**Task brief:** Every line below should be repeated exactly.

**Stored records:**
▬▬▬

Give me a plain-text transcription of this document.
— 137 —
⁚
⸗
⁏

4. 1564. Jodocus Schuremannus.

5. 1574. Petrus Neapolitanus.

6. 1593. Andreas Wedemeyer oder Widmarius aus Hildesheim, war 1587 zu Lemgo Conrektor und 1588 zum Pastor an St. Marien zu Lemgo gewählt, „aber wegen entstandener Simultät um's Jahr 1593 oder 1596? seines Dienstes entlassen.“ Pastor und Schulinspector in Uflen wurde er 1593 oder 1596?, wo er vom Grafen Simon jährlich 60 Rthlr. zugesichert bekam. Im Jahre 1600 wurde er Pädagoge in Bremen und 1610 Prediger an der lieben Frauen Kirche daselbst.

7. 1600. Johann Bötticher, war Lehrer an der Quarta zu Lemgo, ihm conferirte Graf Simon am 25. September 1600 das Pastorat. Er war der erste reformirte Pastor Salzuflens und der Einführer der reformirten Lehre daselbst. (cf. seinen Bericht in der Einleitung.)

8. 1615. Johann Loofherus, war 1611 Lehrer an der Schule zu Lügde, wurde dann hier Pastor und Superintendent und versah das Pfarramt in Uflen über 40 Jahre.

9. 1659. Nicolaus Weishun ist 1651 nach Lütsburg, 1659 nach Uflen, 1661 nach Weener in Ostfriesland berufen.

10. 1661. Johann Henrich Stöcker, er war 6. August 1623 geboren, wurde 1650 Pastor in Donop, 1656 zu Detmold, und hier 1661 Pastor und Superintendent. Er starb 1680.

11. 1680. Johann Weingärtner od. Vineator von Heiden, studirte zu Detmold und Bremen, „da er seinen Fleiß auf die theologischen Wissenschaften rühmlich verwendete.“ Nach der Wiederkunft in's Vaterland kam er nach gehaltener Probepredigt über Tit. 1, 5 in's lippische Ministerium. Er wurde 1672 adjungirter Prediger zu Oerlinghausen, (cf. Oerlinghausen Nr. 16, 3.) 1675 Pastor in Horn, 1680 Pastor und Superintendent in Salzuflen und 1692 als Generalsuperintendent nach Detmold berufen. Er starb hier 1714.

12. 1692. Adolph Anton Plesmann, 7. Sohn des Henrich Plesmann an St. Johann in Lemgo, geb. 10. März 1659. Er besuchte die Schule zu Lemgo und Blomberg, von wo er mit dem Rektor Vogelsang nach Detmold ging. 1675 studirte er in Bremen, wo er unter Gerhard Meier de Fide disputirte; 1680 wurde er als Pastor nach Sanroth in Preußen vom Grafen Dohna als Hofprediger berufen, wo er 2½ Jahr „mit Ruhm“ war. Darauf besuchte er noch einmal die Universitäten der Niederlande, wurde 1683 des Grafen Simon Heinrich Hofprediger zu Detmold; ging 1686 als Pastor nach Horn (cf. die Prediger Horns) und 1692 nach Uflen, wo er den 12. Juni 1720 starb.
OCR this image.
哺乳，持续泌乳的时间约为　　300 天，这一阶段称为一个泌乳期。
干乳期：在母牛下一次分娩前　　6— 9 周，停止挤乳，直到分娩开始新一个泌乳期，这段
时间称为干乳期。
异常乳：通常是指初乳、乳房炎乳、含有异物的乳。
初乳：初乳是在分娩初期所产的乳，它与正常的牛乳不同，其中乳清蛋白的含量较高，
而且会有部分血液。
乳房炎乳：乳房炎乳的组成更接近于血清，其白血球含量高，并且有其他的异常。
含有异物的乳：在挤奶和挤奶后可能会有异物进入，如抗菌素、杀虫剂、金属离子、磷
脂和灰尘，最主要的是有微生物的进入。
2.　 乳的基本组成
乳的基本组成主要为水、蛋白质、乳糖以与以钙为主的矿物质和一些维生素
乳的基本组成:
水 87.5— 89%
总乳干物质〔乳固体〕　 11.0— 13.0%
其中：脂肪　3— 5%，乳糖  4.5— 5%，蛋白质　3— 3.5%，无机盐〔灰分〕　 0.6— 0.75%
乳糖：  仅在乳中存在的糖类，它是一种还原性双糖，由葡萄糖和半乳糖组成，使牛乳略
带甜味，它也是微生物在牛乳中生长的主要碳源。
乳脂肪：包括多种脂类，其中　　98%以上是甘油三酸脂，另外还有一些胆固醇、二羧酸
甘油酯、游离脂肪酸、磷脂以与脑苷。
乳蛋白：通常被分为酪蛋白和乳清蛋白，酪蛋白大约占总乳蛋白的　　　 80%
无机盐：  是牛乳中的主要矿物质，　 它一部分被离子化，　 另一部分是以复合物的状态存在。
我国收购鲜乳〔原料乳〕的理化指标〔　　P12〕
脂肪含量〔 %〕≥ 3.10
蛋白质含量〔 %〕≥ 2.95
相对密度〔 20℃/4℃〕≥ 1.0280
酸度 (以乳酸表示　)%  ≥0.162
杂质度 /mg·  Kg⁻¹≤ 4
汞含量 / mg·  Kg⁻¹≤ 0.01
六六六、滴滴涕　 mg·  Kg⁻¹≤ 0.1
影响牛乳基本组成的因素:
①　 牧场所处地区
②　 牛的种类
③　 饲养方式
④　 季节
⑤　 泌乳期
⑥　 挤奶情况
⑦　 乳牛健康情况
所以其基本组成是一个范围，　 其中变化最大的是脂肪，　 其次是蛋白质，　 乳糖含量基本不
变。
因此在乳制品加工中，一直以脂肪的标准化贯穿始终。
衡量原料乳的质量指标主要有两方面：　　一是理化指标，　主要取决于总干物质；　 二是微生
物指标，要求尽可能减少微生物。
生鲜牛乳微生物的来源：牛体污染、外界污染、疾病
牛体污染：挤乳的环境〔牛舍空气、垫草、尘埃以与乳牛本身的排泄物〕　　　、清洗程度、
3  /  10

▬▬▬

**The response:**
Give me a plain-text transcription of this document.
— 137 —
⁚
⸗
⁏

4. 1564. Jodocus Schuremannus.

5. 1574. Petrus Neapolitanus.

6. 1593. Andreas Wedemeyer oder Widmarius aus Hildesheim, war 1587 zu Lemgo Conrektor und 1588 zum Pastor an St. Marien zu Lemgo gewählt, „aber wegen entstandener Simultät um's Jahr 1593 oder 1596? seines Dienstes entlassen.“ Pastor und Schulinspector in Uflen wurde er 1593 oder 1596?, wo er vom Grafen Simon jährlich 60 Rthlr. zugesichert bekam. Im Jahre 1600 wurde er Pädagoge in Bremen und 1610 Prediger an der lieben Frauen Kirche daselbst.

7. 1600. Johann Bötticher, war Lehrer an der Quarta zu Lemgo, ihm conferirte Graf Simon am 25. September 1600 das Pastorat. Er war der erste reformirte Pastor Salzuflens und der Einführer der reformirten Lehre daselbst. (cf. seinen Bericht in der Einleitung.)

8. 1615. Johann Loofherus, war 1611 Lehrer an der Schule zu Lügde, wurde dann hier Pastor und Superintendent und versah das Pfarramt in Uflen über 40 Jahre.

9. 1659. Nicolaus Weishun ist 1651 nach Lütsburg, 1659 nach Uflen, 1661 nach Weener in Ostfriesland berufen.

10. 1661. Johann Henrich Stöcker, er war 6. August 1623 geboren, wurde 1650 Pastor in Donop, 1656 zu Detmold, und hier 1661 Pastor und Superintendent. Er starb 1680.

11. 1680. Johann Weingärtner od. Vineator von Heiden, studirte zu Detmold und Bremen, „da er seinen Fleiß auf die theologischen Wissenschaften rühmlich verwendete.“ Nach der Wiederkunft in's Vaterland kam er nach gehaltener Probepredigt über Tit. 1, 5 in's lippische Ministerium. Er wurde 1672 adjungirter Prediger zu Oerlinghausen, (cf. Oerlinghausen Nr. 16, 3.) 1675 Pastor in Horn, 1680 Pastor und Superintendent in Salzuflen und 1692 als Generalsuperintendent nach Detmold berufen. Er starb hier 1714.

12. 1692. Adolph Anton Plesmann, 7. Sohn des Henrich Plesmann an St. Johann in Lemgo, geb. 10. März 1659. Er besuchte die Schule zu Lemgo und Blomberg, von wo er mit dem Rektor Vogelsang nach Detmold ging. 1675 studirte er in Bremen, wo er unter Gerhard Meier de Fide disputirte; 1680 wurde er als Pastor nach Sanroth in Preußen vom Grafen Dohna als Hofprediger berufen, wo er 2½ Jahr „mit Ruhm“ war. Darauf besuchte er noch einmal die Universitäten der Niederlande, wurde 1683 des Grafen Simon Heinrich Hofprediger zu Detmold; ging 1686 als Pastor nach Horn (cf. die Prediger Horns) und 1692 nach Uflen, wo er den 12. Juni 1720 starb.
OCR this image.
哺乳，持续泌乳的时间约为　　300 天，这一阶段称为一个泌乳期。
干乳期：在母牛下一次分娩前　　6— 9 周，停止挤乳，直到分娩开始新一个泌乳期，这段
时间称为干乳期。
异常乳：通常是指初乳、乳房炎乳、含有异物的乳。
初乳：初乳是在分娩初期所产的乳，它与正常的牛乳不同，其中乳清蛋白的含量较高，
而且会有部分血液。
乳房炎乳：乳房炎乳的组成更接近于血清，其白血球含量高，并且有其他的异常。
含有异物的乳：在挤奶和挤奶后可能会有异物进入，如抗菌素、杀虫剂、金属离子、磷
脂和灰尘，最主要的是有微生物的进入。
2.　 乳的基本组成
乳的基本组成主要为水、蛋白质、乳糖以与以钙为主的矿物质和一些维生素
乳的基本组成:
水 87.5— 89%
总乳干物质〔乳固体〕　 11.0— 13.0%
其中：脂肪　3— 5%，乳糖  4.5— 5%，蛋白质　3— 3.5%，无机盐〔灰分〕　 0.6— 0.75%
乳糖：  仅在乳中存在的糖类，它是一种还原性双糖，由葡萄糖和半乳糖组成，使牛乳略
带甜味，它也是微生物在牛乳中生长的主要碳源。
乳脂肪：包括多种脂类，其中　　98%以上是甘油三酸脂，另外还有一些胆固醇、二羧酸
甘油酯、游离脂肪酸、磷脂以与脑苷。
乳蛋白：通常被分为酪蛋白和乳清蛋白，酪蛋白大约占总乳蛋白的　　　 80%
无机盐：  是牛乳中的主要矿物质，　 它一部分被离子化，　 另一部分是以复合物的状态存在。
我国收购鲜乳〔原料乳〕的理化指标〔　　P12〕
脂肪含量〔 %〕≥ 3.10
蛋白质含量〔 %〕≥ 2.95
相对密度〔 20℃/4℃〕≥ 1.0280
酸度 (以乳酸表示　)%  ≥0.162
杂质度 /mg·  Kg⁻¹≤ 4
汞含量 / mg·  Kg⁻¹≤ 0.01
六六六、滴滴涕　 mg·  Kg⁻¹≤ 0.1
影响牛乳基本组成的因素:
①　 牧场所处地区
②　 牛的种类
③　 饲养方式
④　 季节
⑤　 泌乳期
⑥　 挤奶情况
⑦　 乳牛健康情况
所以其基本组成是一个范围，　 其中变化最大的是脂肪，　 其次是蛋白质，　 乳糖含量基本不
变。
因此在乳制品加工中，一直以脂肪的标准化贯穿始终。
衡量原料乳的质量指标主要有两方面：　　一是理化指标，　主要取决于总干物质；　 二是微生
物指标，要求尽可能减少微生物。
生鲜牛乳微生物的来源：牛体污染、外界污染、疾病
牛体污染：挤乳的环境〔牛舍空气、垫草、尘埃以与乳牛本身的排泄物〕　　　、清洗程度、
3  /  10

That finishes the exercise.